Directive:
Only a number is wanted: how many lines of the entries include the string "couple"?

★ ★ ★ ★ ★ ★ ★

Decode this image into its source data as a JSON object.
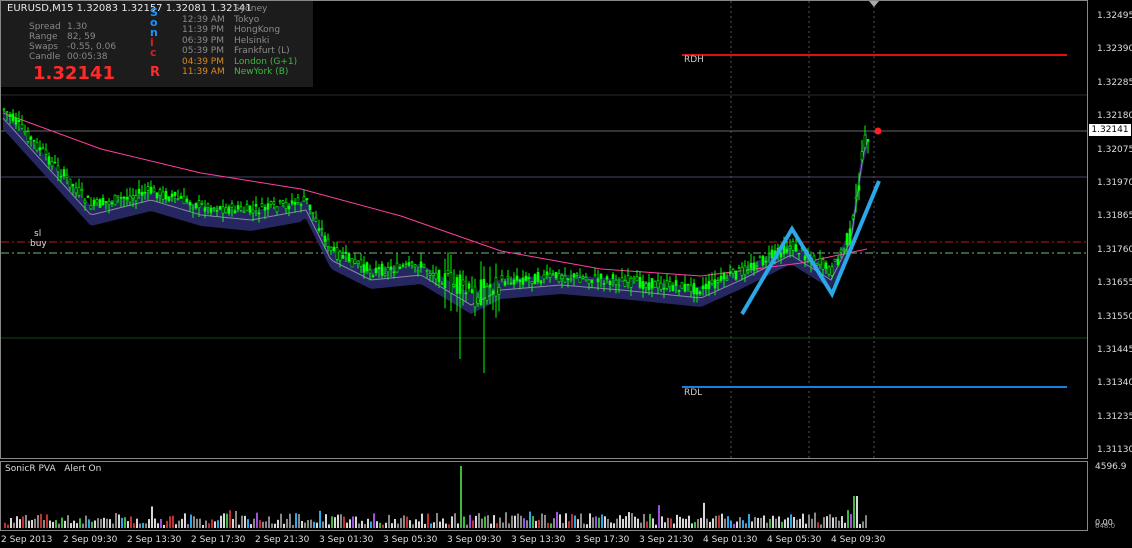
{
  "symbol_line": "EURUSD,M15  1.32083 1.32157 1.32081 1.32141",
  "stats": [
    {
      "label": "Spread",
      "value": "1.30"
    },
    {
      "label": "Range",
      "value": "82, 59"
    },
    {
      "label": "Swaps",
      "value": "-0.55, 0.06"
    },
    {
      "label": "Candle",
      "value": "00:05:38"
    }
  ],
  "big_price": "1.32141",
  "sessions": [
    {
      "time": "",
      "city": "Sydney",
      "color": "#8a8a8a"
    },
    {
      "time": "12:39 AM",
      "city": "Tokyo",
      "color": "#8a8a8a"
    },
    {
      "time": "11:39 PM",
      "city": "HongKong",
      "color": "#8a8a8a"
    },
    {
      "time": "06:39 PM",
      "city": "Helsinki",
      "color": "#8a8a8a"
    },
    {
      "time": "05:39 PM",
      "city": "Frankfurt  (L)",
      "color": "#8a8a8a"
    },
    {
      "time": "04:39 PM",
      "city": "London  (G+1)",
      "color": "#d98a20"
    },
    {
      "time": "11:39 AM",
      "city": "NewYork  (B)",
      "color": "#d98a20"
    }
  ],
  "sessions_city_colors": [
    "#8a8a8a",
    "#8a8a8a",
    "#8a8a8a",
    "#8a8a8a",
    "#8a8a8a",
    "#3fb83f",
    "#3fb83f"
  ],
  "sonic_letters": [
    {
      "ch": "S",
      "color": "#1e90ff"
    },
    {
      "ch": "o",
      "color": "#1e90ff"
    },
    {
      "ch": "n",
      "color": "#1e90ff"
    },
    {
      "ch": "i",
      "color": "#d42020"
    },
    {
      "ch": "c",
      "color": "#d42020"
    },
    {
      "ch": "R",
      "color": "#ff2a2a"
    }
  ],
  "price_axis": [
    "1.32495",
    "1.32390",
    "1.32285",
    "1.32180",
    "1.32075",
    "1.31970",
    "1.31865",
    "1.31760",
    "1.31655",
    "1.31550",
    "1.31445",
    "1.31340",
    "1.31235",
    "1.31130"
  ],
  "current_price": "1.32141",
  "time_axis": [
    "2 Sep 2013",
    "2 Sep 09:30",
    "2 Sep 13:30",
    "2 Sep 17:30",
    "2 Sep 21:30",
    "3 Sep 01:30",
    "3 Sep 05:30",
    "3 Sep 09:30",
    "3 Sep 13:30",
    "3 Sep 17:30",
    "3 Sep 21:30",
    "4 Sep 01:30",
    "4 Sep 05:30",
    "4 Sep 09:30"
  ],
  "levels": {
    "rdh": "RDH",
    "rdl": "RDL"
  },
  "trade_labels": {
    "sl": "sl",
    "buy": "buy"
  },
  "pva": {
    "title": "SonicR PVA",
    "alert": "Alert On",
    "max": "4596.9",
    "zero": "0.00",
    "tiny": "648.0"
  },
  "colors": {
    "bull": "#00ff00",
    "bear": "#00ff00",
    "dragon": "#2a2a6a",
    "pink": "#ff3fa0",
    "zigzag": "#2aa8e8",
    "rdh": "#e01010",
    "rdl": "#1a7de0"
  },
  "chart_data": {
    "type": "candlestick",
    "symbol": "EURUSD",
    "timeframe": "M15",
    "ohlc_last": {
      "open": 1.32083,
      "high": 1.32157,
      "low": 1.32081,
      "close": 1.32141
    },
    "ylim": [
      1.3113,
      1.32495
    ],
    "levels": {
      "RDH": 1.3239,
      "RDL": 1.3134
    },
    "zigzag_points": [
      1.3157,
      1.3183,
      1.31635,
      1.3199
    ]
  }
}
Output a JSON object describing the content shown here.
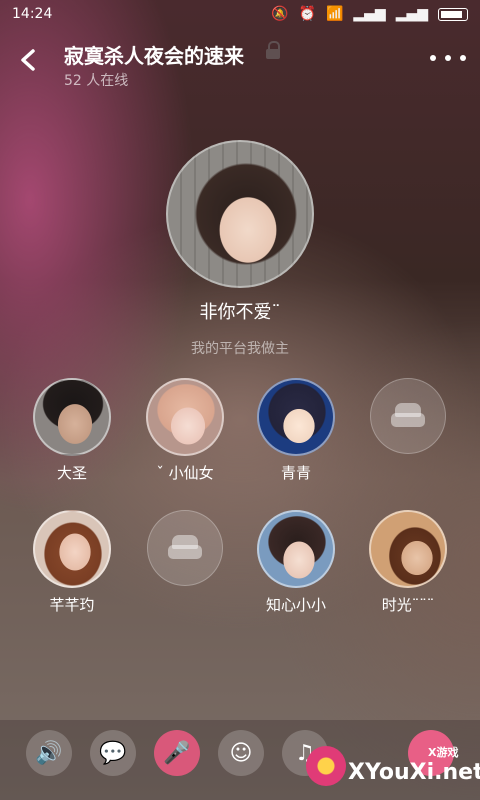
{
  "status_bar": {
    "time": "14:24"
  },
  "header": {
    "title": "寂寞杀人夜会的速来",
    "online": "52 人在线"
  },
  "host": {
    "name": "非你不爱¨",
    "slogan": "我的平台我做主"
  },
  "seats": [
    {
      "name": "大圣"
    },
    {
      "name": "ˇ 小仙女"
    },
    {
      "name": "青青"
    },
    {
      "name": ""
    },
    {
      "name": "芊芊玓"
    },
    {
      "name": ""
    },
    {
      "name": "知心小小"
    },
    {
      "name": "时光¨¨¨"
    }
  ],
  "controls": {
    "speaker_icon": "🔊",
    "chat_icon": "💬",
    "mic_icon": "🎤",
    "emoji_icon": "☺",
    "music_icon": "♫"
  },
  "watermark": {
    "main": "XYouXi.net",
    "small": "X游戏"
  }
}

★ ★ ★ ★ ★ ★ ★

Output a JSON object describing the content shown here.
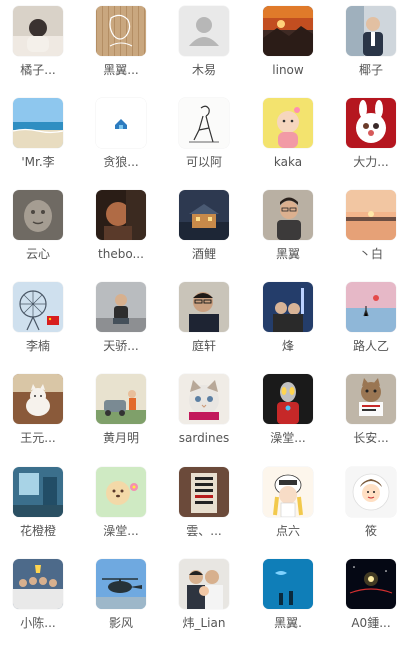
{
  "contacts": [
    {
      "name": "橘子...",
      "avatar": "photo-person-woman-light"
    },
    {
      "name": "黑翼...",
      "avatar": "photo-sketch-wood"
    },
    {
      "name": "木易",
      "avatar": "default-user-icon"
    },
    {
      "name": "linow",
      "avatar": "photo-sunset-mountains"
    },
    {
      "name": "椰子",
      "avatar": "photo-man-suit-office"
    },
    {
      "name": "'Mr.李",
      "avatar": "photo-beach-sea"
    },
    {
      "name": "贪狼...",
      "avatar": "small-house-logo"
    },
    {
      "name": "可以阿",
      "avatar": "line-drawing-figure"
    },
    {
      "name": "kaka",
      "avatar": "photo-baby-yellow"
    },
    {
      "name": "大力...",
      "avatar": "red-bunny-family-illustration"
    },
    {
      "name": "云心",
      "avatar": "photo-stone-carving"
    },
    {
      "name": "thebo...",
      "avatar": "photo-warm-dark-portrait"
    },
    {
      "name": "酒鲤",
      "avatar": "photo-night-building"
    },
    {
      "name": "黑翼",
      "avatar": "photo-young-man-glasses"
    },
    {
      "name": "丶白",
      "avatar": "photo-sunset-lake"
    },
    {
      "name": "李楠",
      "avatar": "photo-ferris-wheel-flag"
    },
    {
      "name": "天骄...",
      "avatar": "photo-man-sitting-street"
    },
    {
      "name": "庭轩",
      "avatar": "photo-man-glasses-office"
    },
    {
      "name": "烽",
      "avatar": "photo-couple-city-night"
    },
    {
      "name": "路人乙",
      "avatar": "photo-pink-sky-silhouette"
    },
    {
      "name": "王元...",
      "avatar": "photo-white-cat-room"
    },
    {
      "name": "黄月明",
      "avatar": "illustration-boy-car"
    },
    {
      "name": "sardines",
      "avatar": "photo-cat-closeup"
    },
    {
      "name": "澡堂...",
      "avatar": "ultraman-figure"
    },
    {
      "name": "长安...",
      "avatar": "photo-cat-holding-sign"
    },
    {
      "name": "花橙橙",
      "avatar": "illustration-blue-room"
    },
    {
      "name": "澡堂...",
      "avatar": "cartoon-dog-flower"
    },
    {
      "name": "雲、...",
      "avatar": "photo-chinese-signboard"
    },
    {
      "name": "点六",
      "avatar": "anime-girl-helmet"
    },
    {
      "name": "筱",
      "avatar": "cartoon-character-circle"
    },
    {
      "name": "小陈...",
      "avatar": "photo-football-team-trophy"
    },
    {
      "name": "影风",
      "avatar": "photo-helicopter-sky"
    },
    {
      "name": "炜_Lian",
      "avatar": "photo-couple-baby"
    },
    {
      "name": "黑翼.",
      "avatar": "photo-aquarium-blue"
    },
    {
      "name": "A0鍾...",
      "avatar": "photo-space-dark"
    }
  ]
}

★ ★ ★ ★ ★ ★ ★

Response:
2